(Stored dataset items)
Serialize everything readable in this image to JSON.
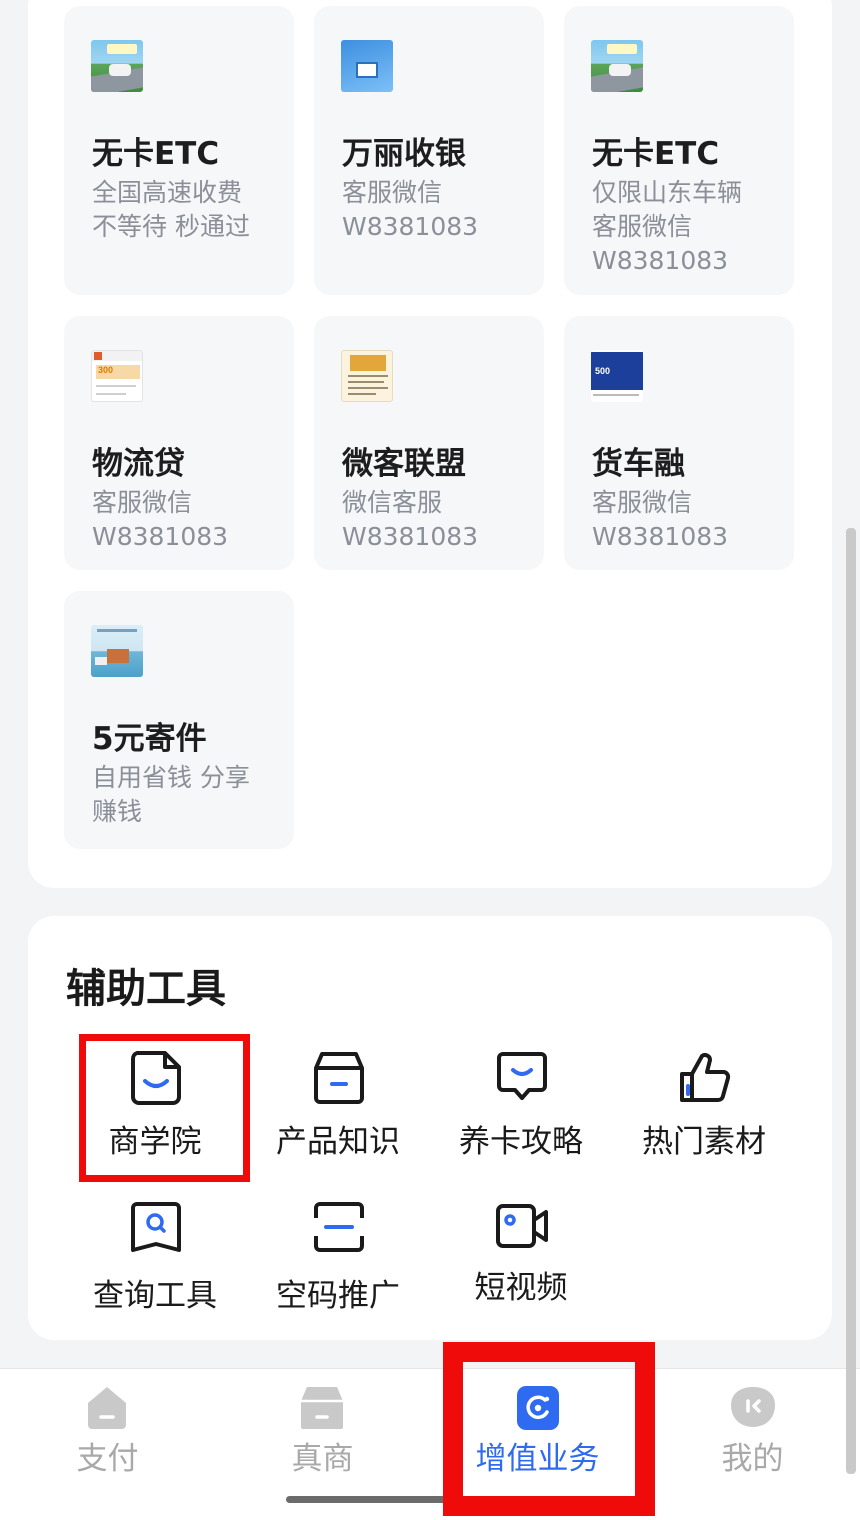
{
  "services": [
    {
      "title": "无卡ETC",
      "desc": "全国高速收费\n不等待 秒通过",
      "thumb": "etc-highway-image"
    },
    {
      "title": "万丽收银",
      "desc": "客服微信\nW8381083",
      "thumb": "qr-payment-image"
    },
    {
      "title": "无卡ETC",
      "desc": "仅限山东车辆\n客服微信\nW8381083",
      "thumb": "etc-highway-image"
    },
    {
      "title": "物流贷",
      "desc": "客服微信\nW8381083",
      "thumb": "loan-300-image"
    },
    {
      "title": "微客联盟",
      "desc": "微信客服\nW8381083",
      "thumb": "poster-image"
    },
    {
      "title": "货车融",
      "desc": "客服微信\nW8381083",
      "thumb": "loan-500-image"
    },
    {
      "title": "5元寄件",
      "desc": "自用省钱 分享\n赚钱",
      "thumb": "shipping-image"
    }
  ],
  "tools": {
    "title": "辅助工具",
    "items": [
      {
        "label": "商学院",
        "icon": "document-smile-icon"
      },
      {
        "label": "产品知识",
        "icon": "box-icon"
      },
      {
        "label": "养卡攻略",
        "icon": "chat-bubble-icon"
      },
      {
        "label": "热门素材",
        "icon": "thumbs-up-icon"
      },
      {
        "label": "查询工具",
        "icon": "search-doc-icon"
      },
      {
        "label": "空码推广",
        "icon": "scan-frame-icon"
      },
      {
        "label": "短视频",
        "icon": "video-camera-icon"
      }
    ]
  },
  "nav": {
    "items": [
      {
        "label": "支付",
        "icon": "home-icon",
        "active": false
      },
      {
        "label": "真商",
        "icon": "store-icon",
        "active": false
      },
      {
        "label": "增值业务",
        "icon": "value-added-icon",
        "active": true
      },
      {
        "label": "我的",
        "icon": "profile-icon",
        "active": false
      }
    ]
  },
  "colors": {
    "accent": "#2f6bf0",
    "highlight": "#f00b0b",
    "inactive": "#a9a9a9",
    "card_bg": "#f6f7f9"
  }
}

▶ _What you need to do_:
Locate each line containing the string "title" and show it.

▶ _Correct output_:
      "title": "无卡ETC",
      "title": "万丽收银",
      "title": "无卡ETC",
      "title": "物流贷",
      "title": "微客联盟",
      "title": "货车融",
      "title": "5元寄件",
    "title": "辅助工具",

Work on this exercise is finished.